> Work to complete
Images should be left out, and everything else in the listing reproduced exactly.

[Figure record extracts]
*-*-*

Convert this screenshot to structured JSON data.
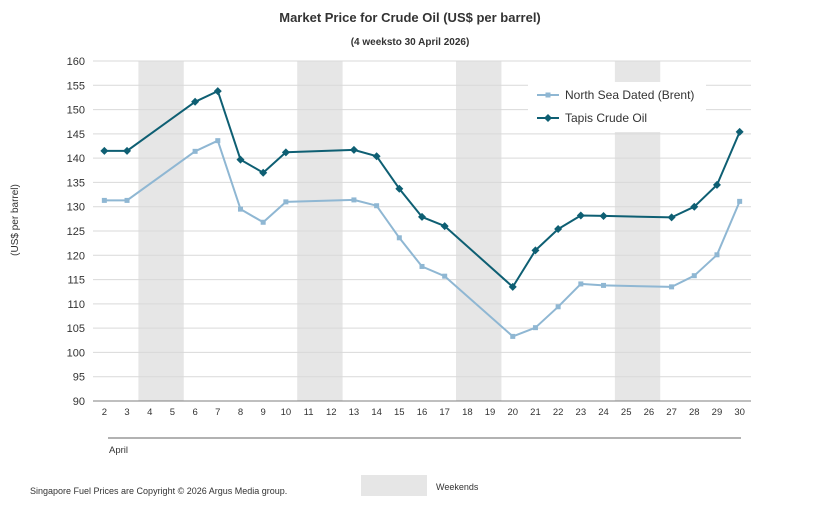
{
  "chart_data": {
    "type": "line",
    "title": "Market Price for Crude  Oil (US$ per barrel)",
    "subtitle": "(4 weeksto 30 April 2026)",
    "ylabel": "(US$ per barrel)",
    "month_label": "April",
    "ylim": [
      90,
      160
    ],
    "yticks": [
      90,
      95,
      100,
      105,
      110,
      115,
      120,
      125,
      130,
      135,
      140,
      145,
      150,
      155,
      160
    ],
    "x_days": [
      2,
      3,
      4,
      5,
      6,
      7,
      8,
      9,
      10,
      11,
      12,
      13,
      14,
      15,
      16,
      17,
      18,
      19,
      20,
      21,
      22,
      23,
      24,
      25,
      26,
      27,
      28,
      29,
      30
    ],
    "weekends": [
      [
        4,
        5
      ],
      [
        11,
        12
      ],
      [
        18,
        19
      ],
      [
        25,
        26
      ]
    ],
    "grid": true,
    "legend_position": "top-right",
    "series": [
      {
        "name": "North Sea Dated (Brent)",
        "color": "#8fb7d3",
        "marker": "square",
        "points": [
          [
            2,
            131.3
          ],
          [
            3,
            131.3
          ],
          [
            6,
            141.4
          ],
          [
            7,
            143.6
          ],
          [
            8,
            129.5
          ],
          [
            9,
            126.8
          ],
          [
            10,
            131.0
          ],
          [
            13,
            131.4
          ],
          [
            14,
            130.2
          ],
          [
            15,
            123.6
          ],
          [
            16,
            117.7
          ],
          [
            17,
            115.7
          ],
          [
            20,
            103.3
          ],
          [
            21,
            105.1
          ],
          [
            22,
            109.4
          ],
          [
            23,
            114.1
          ],
          [
            24,
            113.8
          ],
          [
            27,
            113.5
          ],
          [
            28,
            115.8
          ],
          [
            29,
            120.1
          ],
          [
            30,
            131.1
          ]
        ]
      },
      {
        "name": "Tapis Crude Oil",
        "color": "#0e5f73",
        "marker": "diamond",
        "points": [
          [
            2,
            141.5
          ],
          [
            3,
            141.5
          ],
          [
            6,
            151.6
          ],
          [
            7,
            153.8
          ],
          [
            8,
            139.7
          ],
          [
            9,
            137.0
          ],
          [
            10,
            141.2
          ],
          [
            13,
            141.7
          ],
          [
            14,
            140.4
          ],
          [
            15,
            133.7
          ],
          [
            16,
            127.9
          ],
          [
            17,
            126.0
          ],
          [
            20,
            113.5
          ],
          [
            21,
            121.0
          ],
          [
            22,
            125.4
          ],
          [
            23,
            128.2
          ],
          [
            24,
            128.1
          ],
          [
            27,
            127.8
          ],
          [
            28,
            130.0
          ],
          [
            29,
            134.5
          ],
          [
            30,
            145.4
          ]
        ]
      }
    ],
    "weekend_legend_label": "Weekends",
    "footer": "Singapore Fuel Prices are Copyright © 2026 Argus Media group."
  },
  "colors": {
    "weekend_band": "#e6e6e6",
    "grid": "#d9d9d9",
    "axis": "#7f7f7f"
  }
}
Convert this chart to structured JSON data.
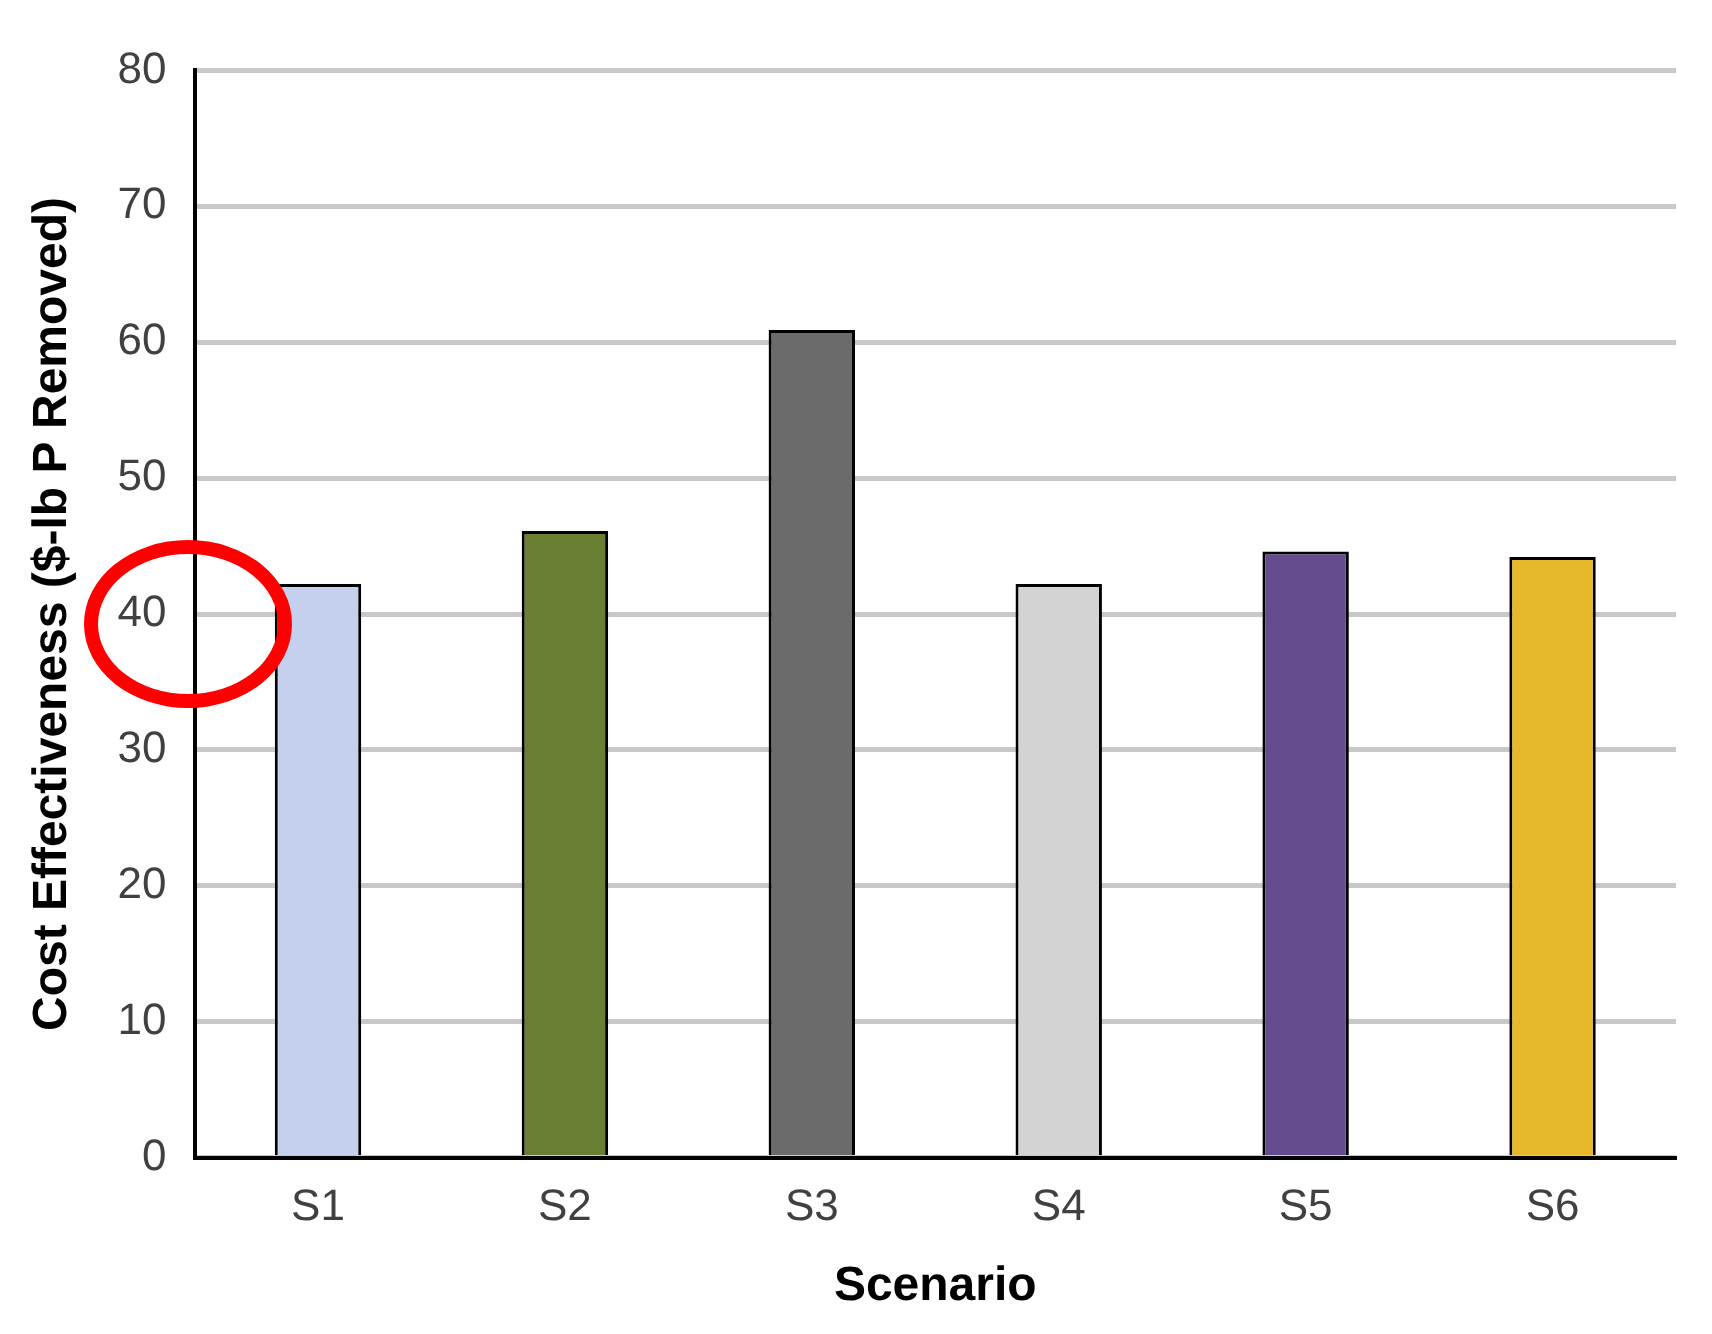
{
  "chart_data": {
    "type": "bar",
    "xlabel": "Scenario",
    "ylabel": "Cost Effectiveness ($-lb P Removed)",
    "categories": [
      "S1",
      "S2",
      "S3",
      "S4",
      "S5",
      "S6"
    ],
    "values": [
      42.2,
      46.1,
      60.9,
      42.2,
      44.6,
      44.2
    ],
    "colors": [
      "#c5d0ee",
      "#6b7f32",
      "#6b6b6b",
      "#d3d3d3",
      "#654c8f",
      "#e6b82a"
    ],
    "ylim": [
      0,
      80
    ],
    "yticks": [
      0,
      10,
      20,
      30,
      40,
      50,
      60,
      70,
      80
    ],
    "grid": "y",
    "legend": false
  }
}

*-*-*

> Solution to this problem
Convert this screenshot to structured JSON data.
{
  "chart_data": {
    "type": "line",
    "title": "Market Price for Crude  Oil (US$ per barrel)",
    "subtitle": "(4 weeksto 30 April 2026)",
    "ylabel": "(US$ per barrel)",
    "month_label": "April",
    "ylim": [
      90,
      160
    ],
    "yticks": [
      90,
      95,
      100,
      105,
      110,
      115,
      120,
      125,
      130,
      135,
      140,
      145,
      150,
      155,
      160
    ],
    "x_days": [
      2,
      3,
      4,
      5,
      6,
      7,
      8,
      9,
      10,
      11,
      12,
      13,
      14,
      15,
      16,
      17,
      18,
      19,
      20,
      21,
      22,
      23,
      24,
      25,
      26,
      27,
      28,
      29,
      30
    ],
    "weekends": [
      [
        4,
        5
      ],
      [
        11,
        12
      ],
      [
        18,
        19
      ],
      [
        25,
        26
      ]
    ],
    "grid": true,
    "legend_position": "top-right",
    "series": [
      {
        "name": "North Sea Dated (Brent)",
        "color": "#8fb7d3",
        "marker": "square",
        "points": [
          [
            2,
            131.3
          ],
          [
            3,
            131.3
          ],
          [
            6,
            141.4
          ],
          [
            7,
            143.6
          ],
          [
            8,
            129.5
          ],
          [
            9,
            126.8
          ],
          [
            10,
            131.0
          ],
          [
            13,
            131.4
          ],
          [
            14,
            130.2
          ],
          [
            15,
            123.6
          ],
          [
            16,
            117.7
          ],
          [
            17,
            115.7
          ],
          [
            20,
            103.3
          ],
          [
            21,
            105.1
          ],
          [
            22,
            109.4
          ],
          [
            23,
            114.1
          ],
          [
            24,
            113.8
          ],
          [
            27,
            113.5
          ],
          [
            28,
            115.8
          ],
          [
            29,
            120.1
          ],
          [
            30,
            131.1
          ]
        ]
      },
      {
        "name": "Tapis Crude Oil",
        "color": "#0e5f73",
        "marker": "diamond",
        "points": [
          [
            2,
            141.5
          ],
          [
            3,
            141.5
          ],
          [
            6,
            151.6
          ],
          [
            7,
            153.8
          ],
          [
            8,
            139.7
          ],
          [
            9,
            137.0
          ],
          [
            10,
            141.2
          ],
          [
            13,
            141.7
          ],
          [
            14,
            140.4
          ],
          [
            15,
            133.7
          ],
          [
            16,
            127.9
          ],
          [
            17,
            126.0
          ],
          [
            20,
            113.5
          ],
          [
            21,
            121.0
          ],
          [
            22,
            125.4
          ],
          [
            23,
            128.2
          ],
          [
            24,
            128.1
          ],
          [
            27,
            127.8
          ],
          [
            28,
            130.0
          ],
          [
            29,
            134.5
          ],
          [
            30,
            145.4
          ]
        ]
      }
    ],
    "weekend_legend_label": "Weekends",
    "footer": "Singapore Fuel Prices are Copyright © 2026 Argus Media group."
  },
  "colors": {
    "weekend_band": "#e6e6e6",
    "grid": "#d9d9d9",
    "axis": "#7f7f7f"
  }
}
Convert this chart to structured JSON data.
{
  "chart_data": {
    "type": "bar",
    "xlabel": "Scenario",
    "ylabel": "Cost Effectiveness ($-lb P Removed)",
    "categories": [
      "S1",
      "S2",
      "S3",
      "S4",
      "S5",
      "S6"
    ],
    "values": [
      42.2,
      46.1,
      60.9,
      42.2,
      44.6,
      44.2
    ],
    "colors": [
      "#c5d0ee",
      "#6b7f32",
      "#6b6b6b",
      "#d3d3d3",
      "#654c8f",
      "#e6b82a"
    ],
    "ylim": [
      0,
      80
    ],
    "yticks": [
      0,
      10,
      20,
      30,
      40,
      50,
      60,
      70,
      80
    ],
    "grid": "y",
    "legend": false
  }
}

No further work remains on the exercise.